■ **Goal**
Collect from the data below each line with "Paraguayans".

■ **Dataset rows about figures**
-- START --

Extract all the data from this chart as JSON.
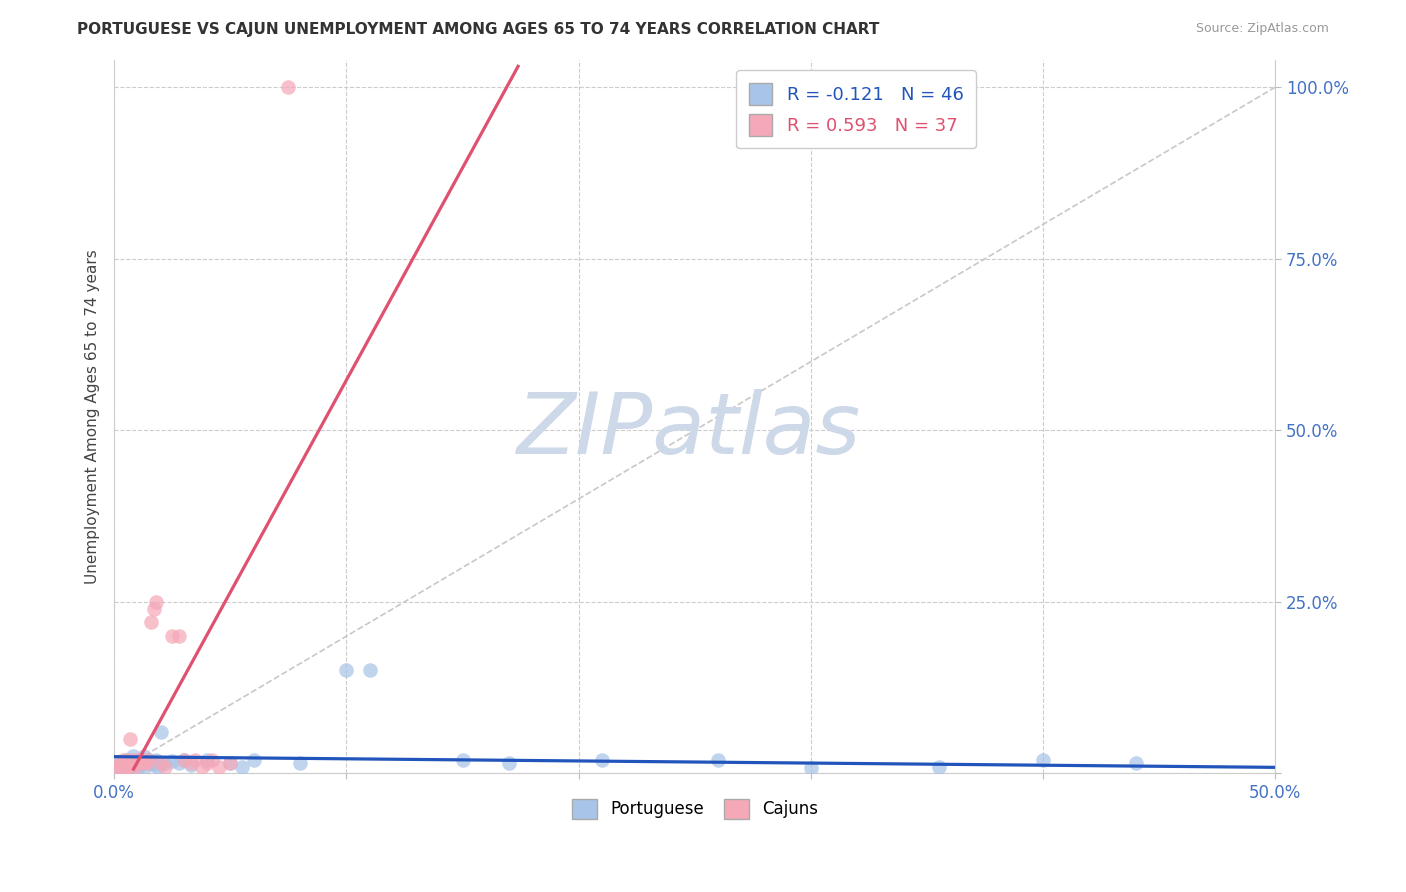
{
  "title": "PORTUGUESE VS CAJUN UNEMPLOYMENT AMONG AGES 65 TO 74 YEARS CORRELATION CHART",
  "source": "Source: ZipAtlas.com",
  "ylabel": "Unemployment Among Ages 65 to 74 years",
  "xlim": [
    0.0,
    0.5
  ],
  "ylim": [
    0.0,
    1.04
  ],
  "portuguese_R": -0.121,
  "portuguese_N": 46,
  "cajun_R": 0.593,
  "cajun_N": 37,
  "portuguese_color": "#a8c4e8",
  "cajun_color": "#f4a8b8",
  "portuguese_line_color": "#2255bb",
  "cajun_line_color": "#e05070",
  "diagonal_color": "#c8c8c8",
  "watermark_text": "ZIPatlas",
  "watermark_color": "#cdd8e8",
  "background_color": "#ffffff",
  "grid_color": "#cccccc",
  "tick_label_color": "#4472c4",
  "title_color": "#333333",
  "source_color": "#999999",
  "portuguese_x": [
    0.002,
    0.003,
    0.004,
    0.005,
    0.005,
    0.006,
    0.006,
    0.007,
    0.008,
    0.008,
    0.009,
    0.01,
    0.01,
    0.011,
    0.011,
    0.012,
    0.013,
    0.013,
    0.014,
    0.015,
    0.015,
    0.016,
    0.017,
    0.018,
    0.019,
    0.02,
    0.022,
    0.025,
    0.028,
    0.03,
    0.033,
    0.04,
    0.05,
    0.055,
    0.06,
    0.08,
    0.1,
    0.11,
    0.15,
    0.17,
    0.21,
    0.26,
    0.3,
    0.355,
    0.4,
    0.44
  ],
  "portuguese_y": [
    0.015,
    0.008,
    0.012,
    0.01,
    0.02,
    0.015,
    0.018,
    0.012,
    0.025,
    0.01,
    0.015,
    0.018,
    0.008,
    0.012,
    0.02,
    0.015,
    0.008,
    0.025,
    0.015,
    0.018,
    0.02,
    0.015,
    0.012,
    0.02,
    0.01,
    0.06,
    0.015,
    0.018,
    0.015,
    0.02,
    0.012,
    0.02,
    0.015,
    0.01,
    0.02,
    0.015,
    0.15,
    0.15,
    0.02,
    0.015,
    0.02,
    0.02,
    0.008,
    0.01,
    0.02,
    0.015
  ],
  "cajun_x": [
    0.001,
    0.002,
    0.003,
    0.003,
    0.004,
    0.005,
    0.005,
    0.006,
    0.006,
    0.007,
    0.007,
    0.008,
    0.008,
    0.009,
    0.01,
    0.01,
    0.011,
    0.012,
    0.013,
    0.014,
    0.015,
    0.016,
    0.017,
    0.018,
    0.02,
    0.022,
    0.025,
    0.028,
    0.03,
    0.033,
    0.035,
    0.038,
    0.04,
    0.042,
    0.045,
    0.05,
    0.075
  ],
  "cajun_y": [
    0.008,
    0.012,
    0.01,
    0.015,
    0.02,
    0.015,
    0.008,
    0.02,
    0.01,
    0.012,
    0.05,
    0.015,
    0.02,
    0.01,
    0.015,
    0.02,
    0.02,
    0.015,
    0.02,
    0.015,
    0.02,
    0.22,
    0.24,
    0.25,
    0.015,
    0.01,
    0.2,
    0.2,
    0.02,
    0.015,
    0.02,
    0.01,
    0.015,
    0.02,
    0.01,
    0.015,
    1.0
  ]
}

-- END --
-- START --

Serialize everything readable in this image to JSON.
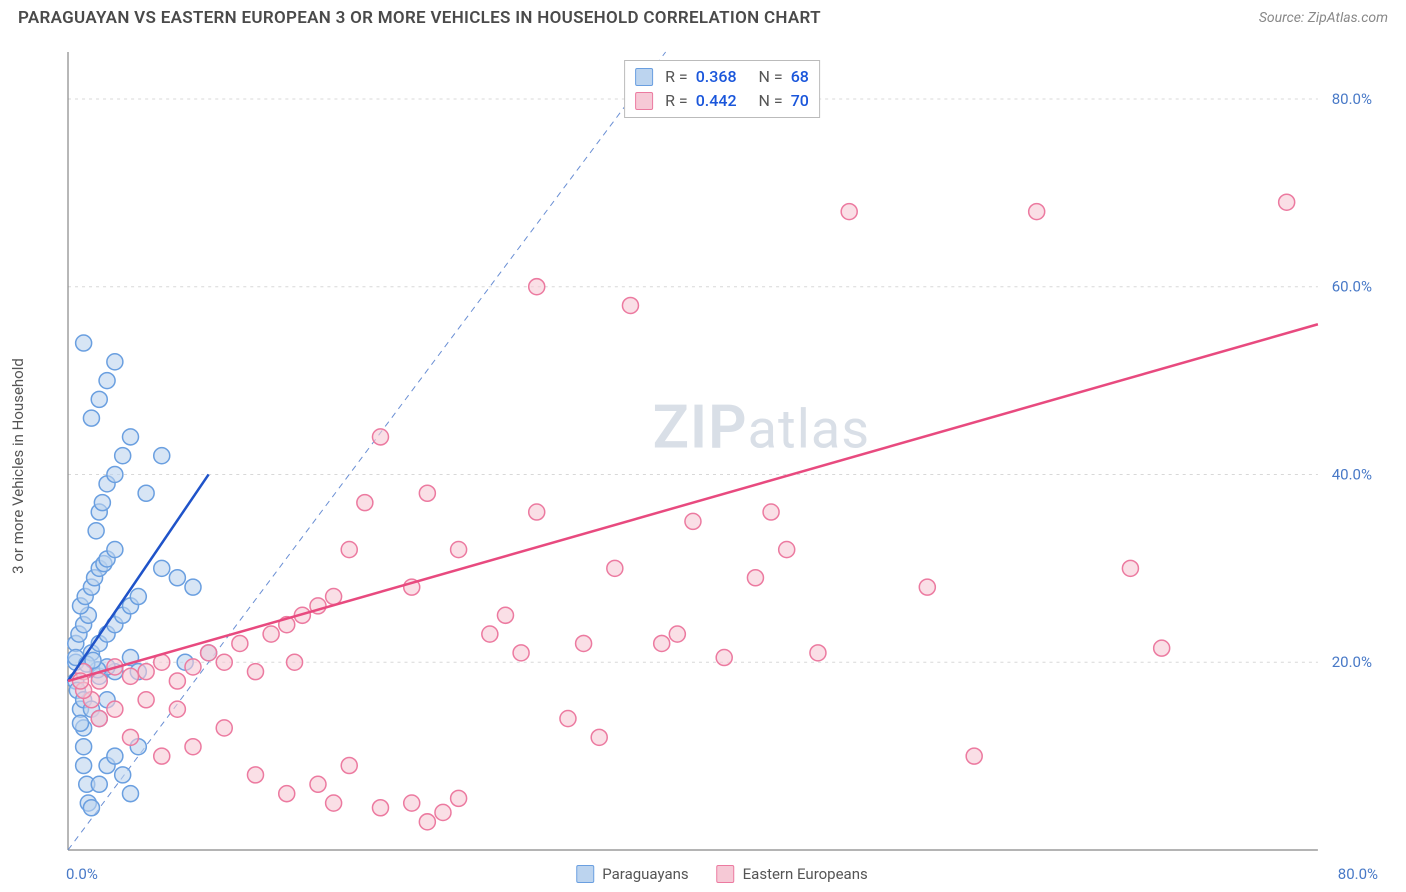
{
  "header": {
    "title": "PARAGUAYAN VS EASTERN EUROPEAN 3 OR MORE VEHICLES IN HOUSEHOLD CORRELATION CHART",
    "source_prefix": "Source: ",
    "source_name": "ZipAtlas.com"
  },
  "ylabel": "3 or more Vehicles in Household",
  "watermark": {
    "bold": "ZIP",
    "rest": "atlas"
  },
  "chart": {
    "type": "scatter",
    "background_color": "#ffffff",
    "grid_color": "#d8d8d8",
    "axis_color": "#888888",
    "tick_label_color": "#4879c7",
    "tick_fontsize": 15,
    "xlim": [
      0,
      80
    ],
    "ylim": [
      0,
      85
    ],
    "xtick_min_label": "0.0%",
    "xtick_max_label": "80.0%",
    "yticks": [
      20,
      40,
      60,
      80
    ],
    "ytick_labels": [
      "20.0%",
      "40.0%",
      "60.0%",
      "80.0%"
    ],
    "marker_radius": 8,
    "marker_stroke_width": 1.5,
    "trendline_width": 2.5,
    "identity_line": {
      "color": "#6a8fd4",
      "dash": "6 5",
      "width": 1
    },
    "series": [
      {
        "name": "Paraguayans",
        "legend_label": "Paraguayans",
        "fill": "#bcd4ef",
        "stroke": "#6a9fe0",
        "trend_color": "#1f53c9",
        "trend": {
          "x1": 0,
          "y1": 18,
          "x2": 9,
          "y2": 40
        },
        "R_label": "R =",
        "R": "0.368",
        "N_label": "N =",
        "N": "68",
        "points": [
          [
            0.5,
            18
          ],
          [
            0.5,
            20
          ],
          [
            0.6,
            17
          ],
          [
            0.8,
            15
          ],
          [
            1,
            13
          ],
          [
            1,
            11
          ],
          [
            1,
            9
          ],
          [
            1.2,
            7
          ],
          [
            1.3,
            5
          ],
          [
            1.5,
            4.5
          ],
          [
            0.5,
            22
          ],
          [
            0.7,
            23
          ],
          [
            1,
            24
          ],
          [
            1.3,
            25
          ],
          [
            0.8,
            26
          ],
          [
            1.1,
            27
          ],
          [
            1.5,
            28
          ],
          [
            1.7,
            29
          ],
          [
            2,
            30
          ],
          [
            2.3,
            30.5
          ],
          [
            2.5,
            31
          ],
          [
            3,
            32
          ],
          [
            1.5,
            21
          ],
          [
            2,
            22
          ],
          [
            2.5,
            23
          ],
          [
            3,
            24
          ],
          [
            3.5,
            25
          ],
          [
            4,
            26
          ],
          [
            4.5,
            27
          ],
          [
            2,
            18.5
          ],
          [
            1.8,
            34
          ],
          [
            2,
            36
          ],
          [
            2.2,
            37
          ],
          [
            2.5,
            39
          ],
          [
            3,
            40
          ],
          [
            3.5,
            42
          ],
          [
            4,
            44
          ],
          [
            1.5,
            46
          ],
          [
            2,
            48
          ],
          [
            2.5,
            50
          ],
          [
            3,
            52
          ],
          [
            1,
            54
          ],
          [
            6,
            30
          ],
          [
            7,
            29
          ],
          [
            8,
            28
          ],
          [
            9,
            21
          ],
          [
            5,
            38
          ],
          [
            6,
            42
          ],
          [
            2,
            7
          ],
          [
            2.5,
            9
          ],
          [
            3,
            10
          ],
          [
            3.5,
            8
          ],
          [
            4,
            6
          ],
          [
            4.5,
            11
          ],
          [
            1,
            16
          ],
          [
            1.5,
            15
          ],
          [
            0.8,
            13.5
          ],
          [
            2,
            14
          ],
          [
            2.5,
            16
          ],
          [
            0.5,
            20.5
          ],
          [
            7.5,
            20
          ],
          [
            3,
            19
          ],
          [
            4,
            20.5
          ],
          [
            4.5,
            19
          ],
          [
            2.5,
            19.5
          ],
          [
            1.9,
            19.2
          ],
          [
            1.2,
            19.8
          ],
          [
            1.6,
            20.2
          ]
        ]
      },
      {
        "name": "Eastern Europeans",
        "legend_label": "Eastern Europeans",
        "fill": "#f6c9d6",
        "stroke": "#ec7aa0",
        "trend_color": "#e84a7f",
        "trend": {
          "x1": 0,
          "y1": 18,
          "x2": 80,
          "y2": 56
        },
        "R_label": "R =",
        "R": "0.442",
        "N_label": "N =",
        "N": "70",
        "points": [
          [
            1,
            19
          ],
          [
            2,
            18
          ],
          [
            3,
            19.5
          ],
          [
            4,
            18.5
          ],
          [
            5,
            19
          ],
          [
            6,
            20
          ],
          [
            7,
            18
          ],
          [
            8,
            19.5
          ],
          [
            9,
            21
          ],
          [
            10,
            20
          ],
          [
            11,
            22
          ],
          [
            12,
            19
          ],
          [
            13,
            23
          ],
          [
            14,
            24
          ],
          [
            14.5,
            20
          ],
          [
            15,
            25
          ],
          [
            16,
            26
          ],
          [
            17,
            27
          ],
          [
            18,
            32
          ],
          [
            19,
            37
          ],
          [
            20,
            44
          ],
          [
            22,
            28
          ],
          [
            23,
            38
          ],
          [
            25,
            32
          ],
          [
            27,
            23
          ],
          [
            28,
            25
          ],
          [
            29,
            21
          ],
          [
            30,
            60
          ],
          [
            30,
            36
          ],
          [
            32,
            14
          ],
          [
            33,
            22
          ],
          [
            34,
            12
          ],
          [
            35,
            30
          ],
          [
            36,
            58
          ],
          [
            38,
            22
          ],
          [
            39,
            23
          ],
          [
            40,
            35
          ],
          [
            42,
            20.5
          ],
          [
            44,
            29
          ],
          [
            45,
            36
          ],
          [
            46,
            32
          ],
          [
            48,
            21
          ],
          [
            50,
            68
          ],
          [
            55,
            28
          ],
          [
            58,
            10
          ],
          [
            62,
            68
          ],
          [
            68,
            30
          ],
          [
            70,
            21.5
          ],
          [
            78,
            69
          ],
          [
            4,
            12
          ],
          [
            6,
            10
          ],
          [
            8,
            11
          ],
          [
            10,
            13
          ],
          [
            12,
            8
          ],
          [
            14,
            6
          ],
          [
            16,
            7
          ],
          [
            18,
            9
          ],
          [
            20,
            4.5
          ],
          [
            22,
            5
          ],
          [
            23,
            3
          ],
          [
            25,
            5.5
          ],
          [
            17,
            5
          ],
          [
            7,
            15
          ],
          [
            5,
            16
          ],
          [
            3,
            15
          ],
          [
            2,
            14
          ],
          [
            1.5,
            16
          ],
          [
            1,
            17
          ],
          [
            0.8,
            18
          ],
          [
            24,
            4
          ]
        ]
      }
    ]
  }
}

-- END --

■ **Answer for the task**
        "name": "Paraguayans",
        "legend_label": "Paraguayans",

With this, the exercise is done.